— begin EXERCISE MATERIALS —
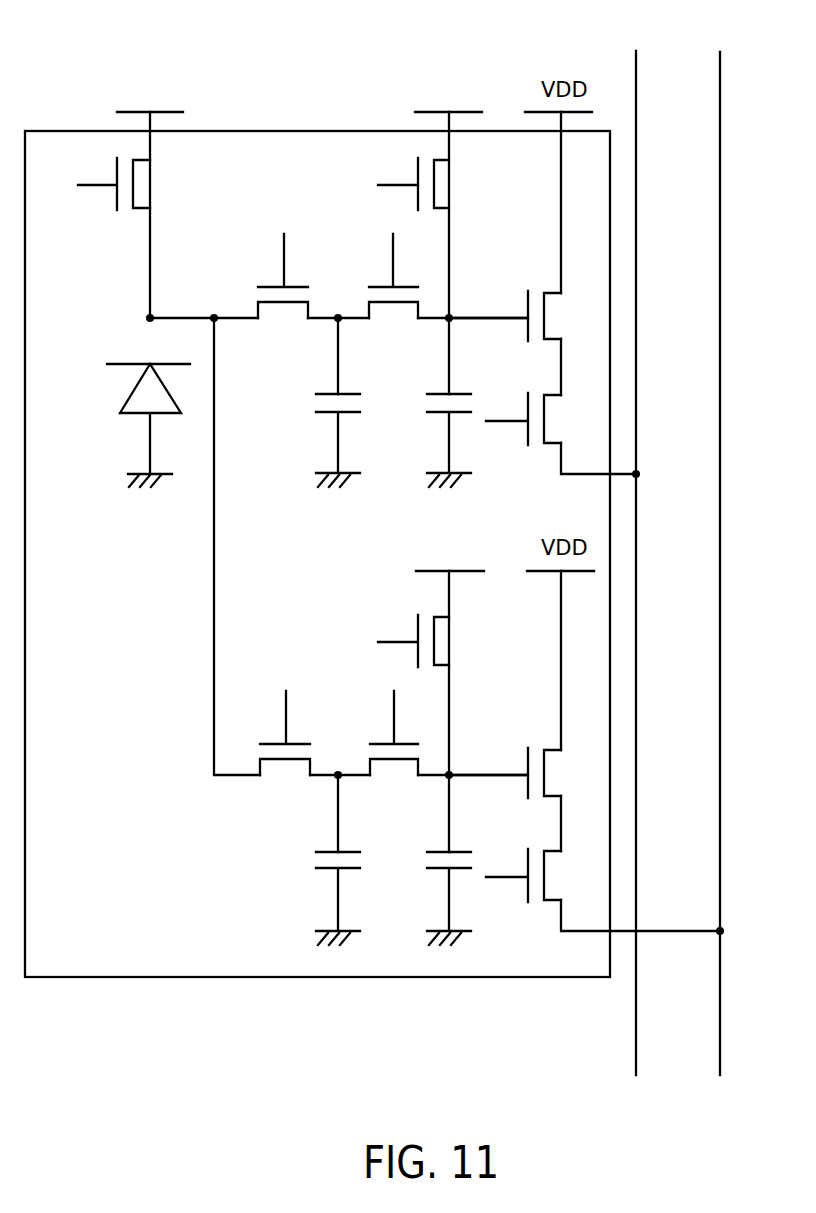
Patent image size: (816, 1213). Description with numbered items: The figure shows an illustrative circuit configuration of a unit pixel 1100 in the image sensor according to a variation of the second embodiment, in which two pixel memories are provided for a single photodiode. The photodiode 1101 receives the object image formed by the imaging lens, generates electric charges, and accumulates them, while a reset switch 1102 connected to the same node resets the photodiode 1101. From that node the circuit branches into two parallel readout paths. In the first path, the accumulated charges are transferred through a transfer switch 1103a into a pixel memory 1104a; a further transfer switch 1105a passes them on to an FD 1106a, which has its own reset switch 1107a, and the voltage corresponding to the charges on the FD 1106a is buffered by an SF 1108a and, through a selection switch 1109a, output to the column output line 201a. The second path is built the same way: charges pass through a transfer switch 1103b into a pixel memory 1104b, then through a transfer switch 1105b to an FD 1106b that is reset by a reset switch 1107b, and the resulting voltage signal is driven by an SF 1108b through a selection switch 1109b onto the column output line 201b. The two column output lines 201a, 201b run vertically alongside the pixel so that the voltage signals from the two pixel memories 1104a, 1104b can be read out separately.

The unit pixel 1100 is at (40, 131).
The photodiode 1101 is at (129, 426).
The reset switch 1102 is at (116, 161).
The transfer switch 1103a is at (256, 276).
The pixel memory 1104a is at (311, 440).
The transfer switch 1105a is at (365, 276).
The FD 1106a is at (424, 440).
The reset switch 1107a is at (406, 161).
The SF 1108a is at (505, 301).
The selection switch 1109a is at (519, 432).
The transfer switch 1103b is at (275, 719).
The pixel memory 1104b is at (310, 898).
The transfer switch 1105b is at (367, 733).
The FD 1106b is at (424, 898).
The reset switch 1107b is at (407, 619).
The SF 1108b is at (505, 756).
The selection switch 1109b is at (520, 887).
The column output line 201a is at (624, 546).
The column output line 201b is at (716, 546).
— end EXERCISE MATERIALS —
— begin EXERCISE MATERIALS —
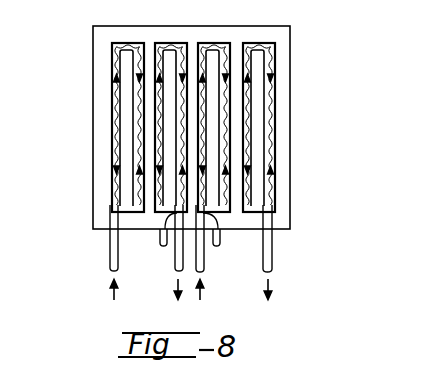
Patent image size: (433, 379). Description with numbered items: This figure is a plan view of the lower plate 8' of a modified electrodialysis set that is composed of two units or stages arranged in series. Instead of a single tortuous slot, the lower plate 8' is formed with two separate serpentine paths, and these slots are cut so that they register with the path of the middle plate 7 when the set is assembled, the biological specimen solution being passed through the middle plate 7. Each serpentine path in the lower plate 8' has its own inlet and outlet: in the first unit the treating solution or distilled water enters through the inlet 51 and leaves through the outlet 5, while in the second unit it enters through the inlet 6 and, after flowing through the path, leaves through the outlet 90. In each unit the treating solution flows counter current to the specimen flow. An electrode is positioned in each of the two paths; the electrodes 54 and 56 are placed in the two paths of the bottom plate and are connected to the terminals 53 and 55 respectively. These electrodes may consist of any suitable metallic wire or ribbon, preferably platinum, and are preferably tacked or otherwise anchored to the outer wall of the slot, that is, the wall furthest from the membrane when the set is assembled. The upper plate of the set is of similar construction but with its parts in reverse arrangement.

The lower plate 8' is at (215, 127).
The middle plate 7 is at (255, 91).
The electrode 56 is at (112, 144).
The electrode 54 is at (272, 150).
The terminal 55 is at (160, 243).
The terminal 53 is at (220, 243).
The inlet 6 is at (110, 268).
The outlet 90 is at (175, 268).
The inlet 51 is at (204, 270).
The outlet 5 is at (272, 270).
— end EXERCISE MATERIALS —
(STATED TASK) Could you copy the records word for word, starting at the line that contains "Patent image size: (433, 379)." and ending at the line that contains "The outlet 5 is at (272, 270).", with both of those lines included?

(OUTPUT FOR THIS TASK)
Patent image size: (433, 379). Description with numbered items: This figure is a plan view of the lower plate 8' of a modified electrodialysis set that is composed of two units or stages arranged in series. Instead of a single tortuous slot, the lower plate 8' is formed with two separate serpentine paths, and these slots are cut so that they register with the path of the middle plate 7 when the set is assembled, the biological specimen solution being passed through the middle plate 7. Each serpentine path in the lower plate 8' has its own inlet and outlet: in the first unit the treating solution or distilled water enters through the inlet 51 and leaves through the outlet 5, while in the second unit it enters through the inlet 6 and, after flowing through the path, leaves through the outlet 90. In each unit the treating solution flows counter current to the specimen flow. An electrode is positioned in each of the two paths; the electrodes 54 and 56 are placed in the two paths of the bottom plate and are connected to the terminals 53 and 55 respectively. These electrodes may consist of any suitable metallic wire or ribbon, preferably platinum, and are preferably tacked or otherwise anchored to the outer wall of the slot, that is, the wall furthest from the membrane when the set is assembled. The upper plate of the set is of similar construction but with its parts in reverse arrangement.

The lower plate 8' is at (215, 127).
The middle plate 7 is at (255, 91).
The electrode 56 is at (112, 144).
The electrode 54 is at (272, 150).
The terminal 55 is at (160, 243).
The terminal 53 is at (220, 243).
The inlet 6 is at (110, 268).
The outlet 90 is at (175, 268).
The inlet 51 is at (204, 270).
The outlet 5 is at (272, 270).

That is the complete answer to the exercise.